Directions for this task — Without the pictures, copy all the entries below exactly.

(Recorded data)

________________________

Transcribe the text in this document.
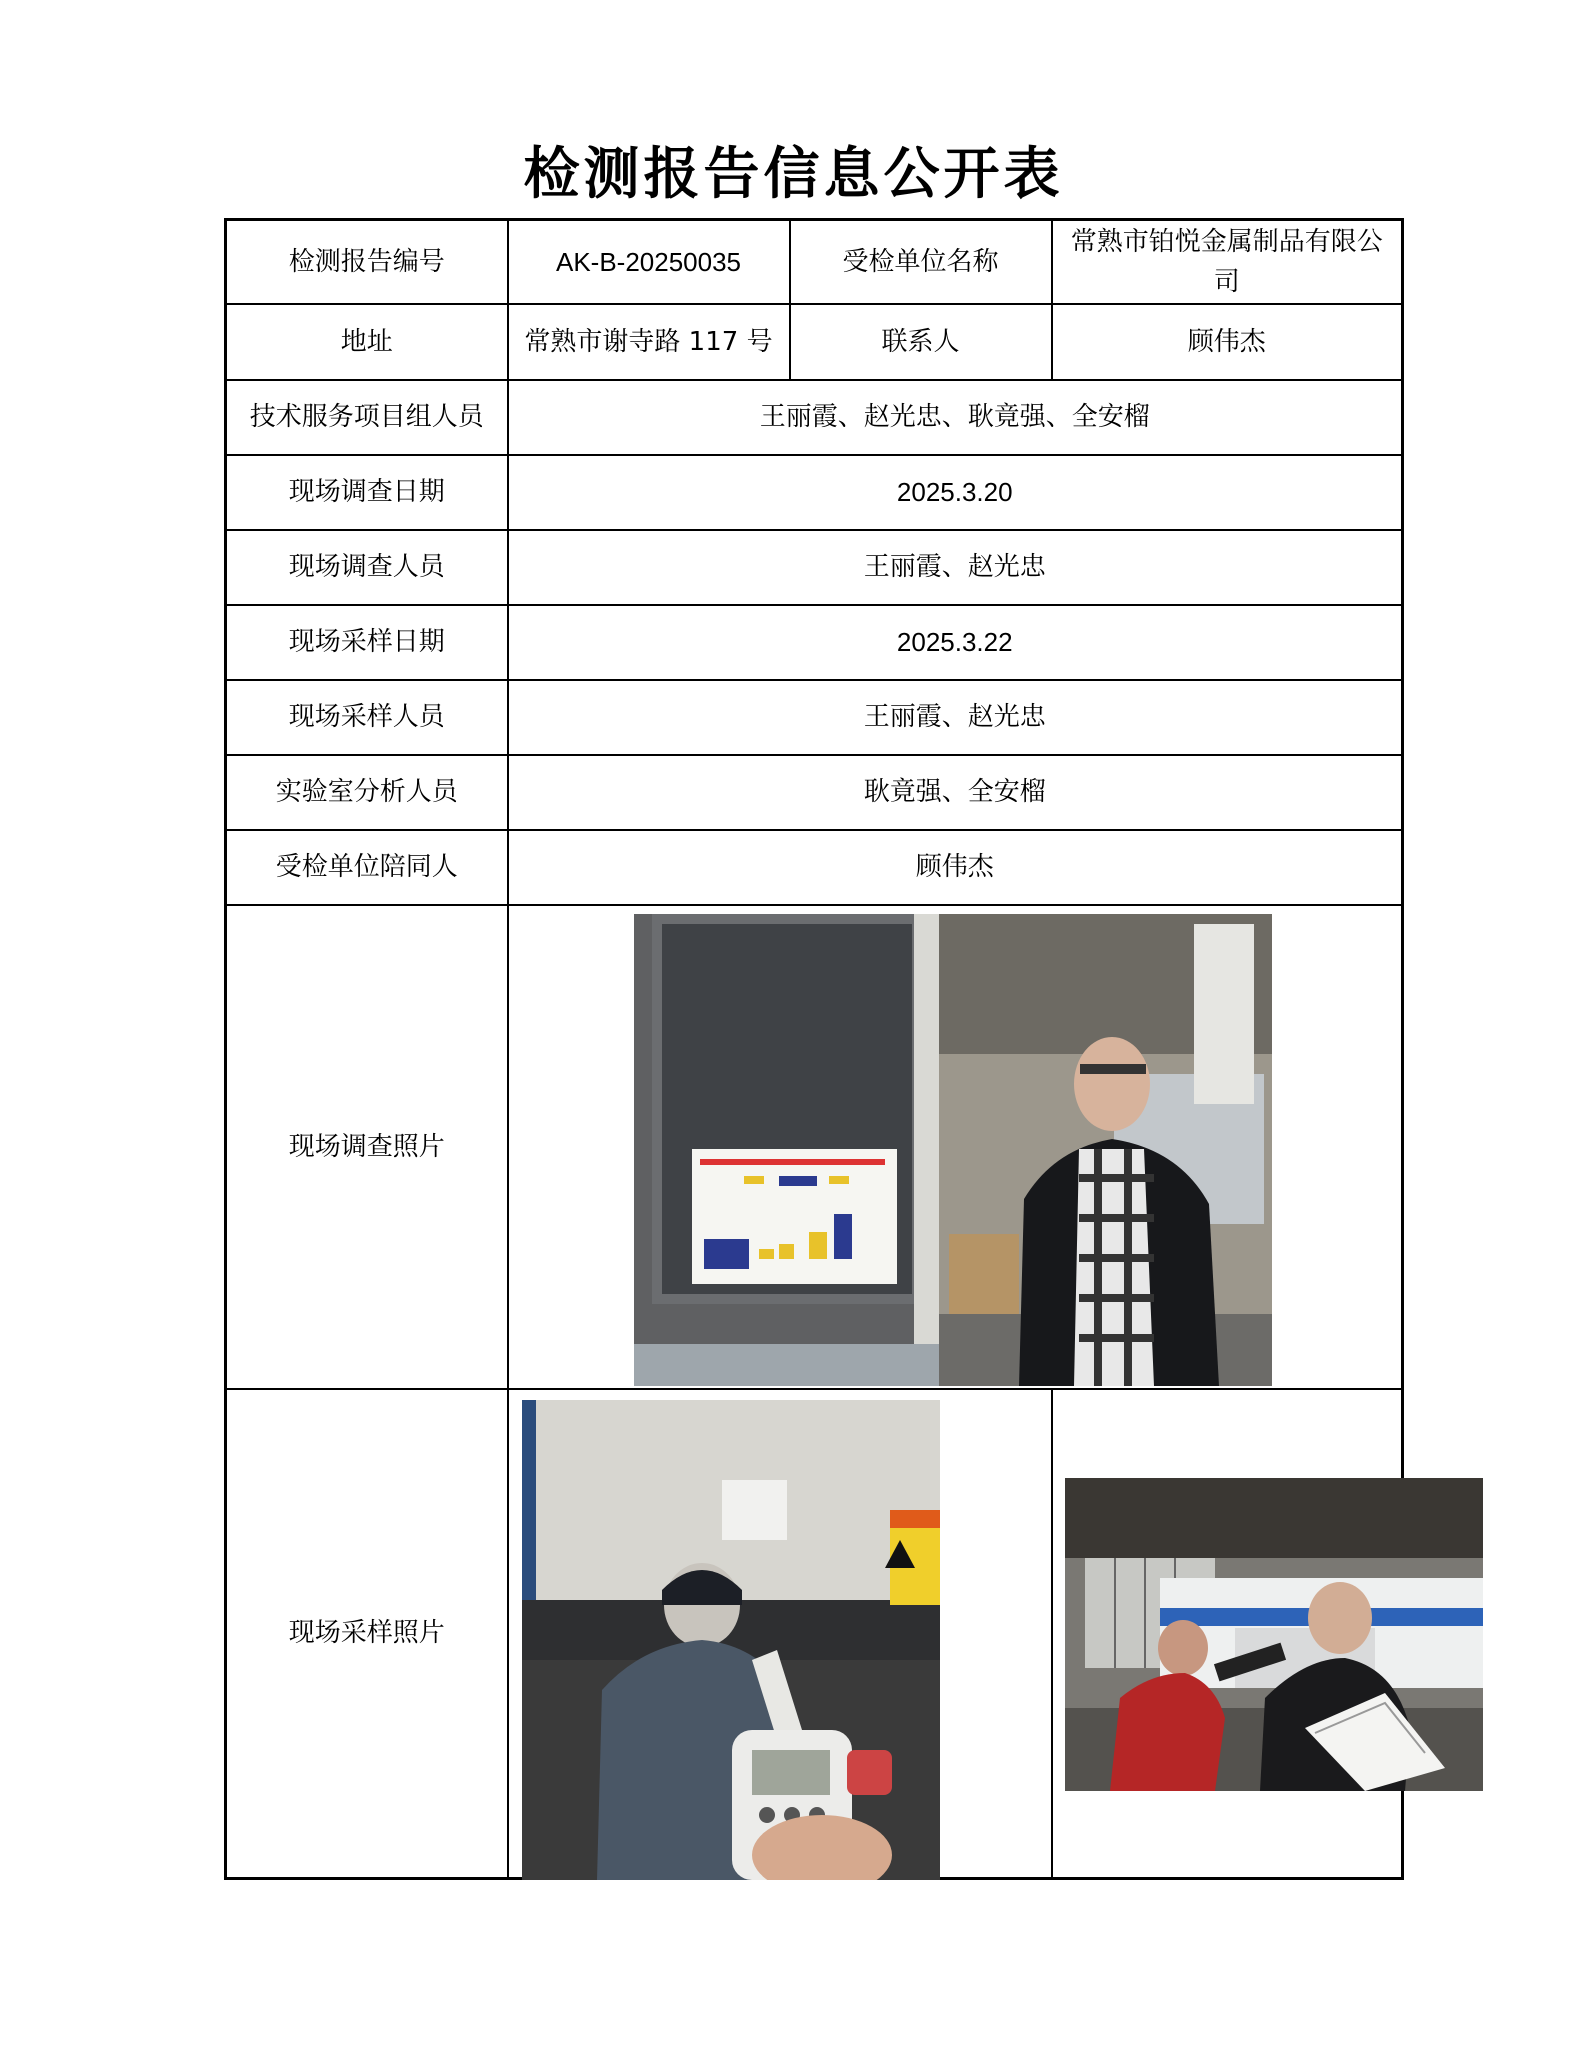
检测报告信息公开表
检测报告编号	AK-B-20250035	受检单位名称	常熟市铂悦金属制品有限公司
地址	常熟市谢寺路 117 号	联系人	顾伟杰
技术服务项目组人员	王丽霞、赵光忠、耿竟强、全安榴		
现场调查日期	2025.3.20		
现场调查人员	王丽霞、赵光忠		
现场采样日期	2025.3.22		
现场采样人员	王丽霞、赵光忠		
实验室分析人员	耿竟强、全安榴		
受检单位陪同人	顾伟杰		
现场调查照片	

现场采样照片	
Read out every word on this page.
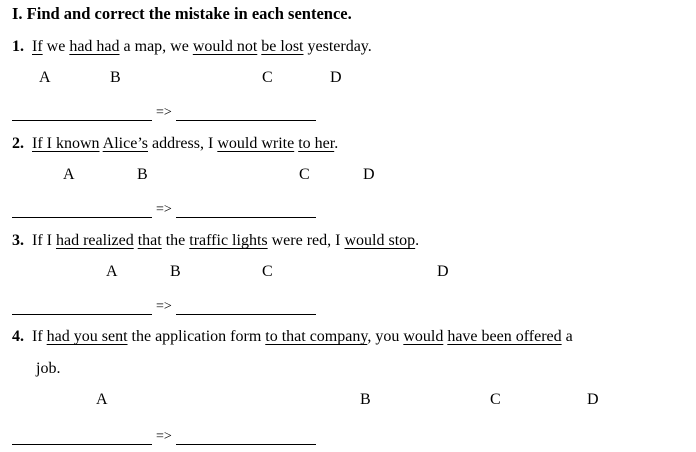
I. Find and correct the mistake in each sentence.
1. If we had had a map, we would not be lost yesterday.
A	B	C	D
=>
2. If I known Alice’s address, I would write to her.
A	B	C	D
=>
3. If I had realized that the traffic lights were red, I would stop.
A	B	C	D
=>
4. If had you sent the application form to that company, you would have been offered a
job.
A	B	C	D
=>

________________________

Reply —
Transcribe the text in this document.
检测报告信息公开表
检测报告编号	AK-B-20250035	受检单位名称	常熟市铂悦金属制品有限公司
地址	常熟市谢寺路 117 号	联系人	顾伟杰
技术服务项目组人员	王丽霞、赵光忠、耿竟强、全安榴		
现场调查日期	2025.3.20		
现场调查人员	王丽霞、赵光忠		
现场采样日期	2025.3.22		
现场采样人员	王丽霞、赵光忠		
实验室分析人员	耿竟强、全安榴		
受检单位陪同人	顾伟杰		
现场调查照片	

现场采样照片	
Read out every word on this page.
I. Find and correct the mistake in each sentence.
1. If we had had a map, we would not be lost yesterday.
A	B	C	D
=>
2. If I known Alice’s address, I would write to her.
A	B	C	D
=>
3. If I had realized that the traffic lights were red, I would stop.
A	B	C	D
=>
4. If had you sent the application form to that company, you would have been offered a
job.
A	B	C	D
=>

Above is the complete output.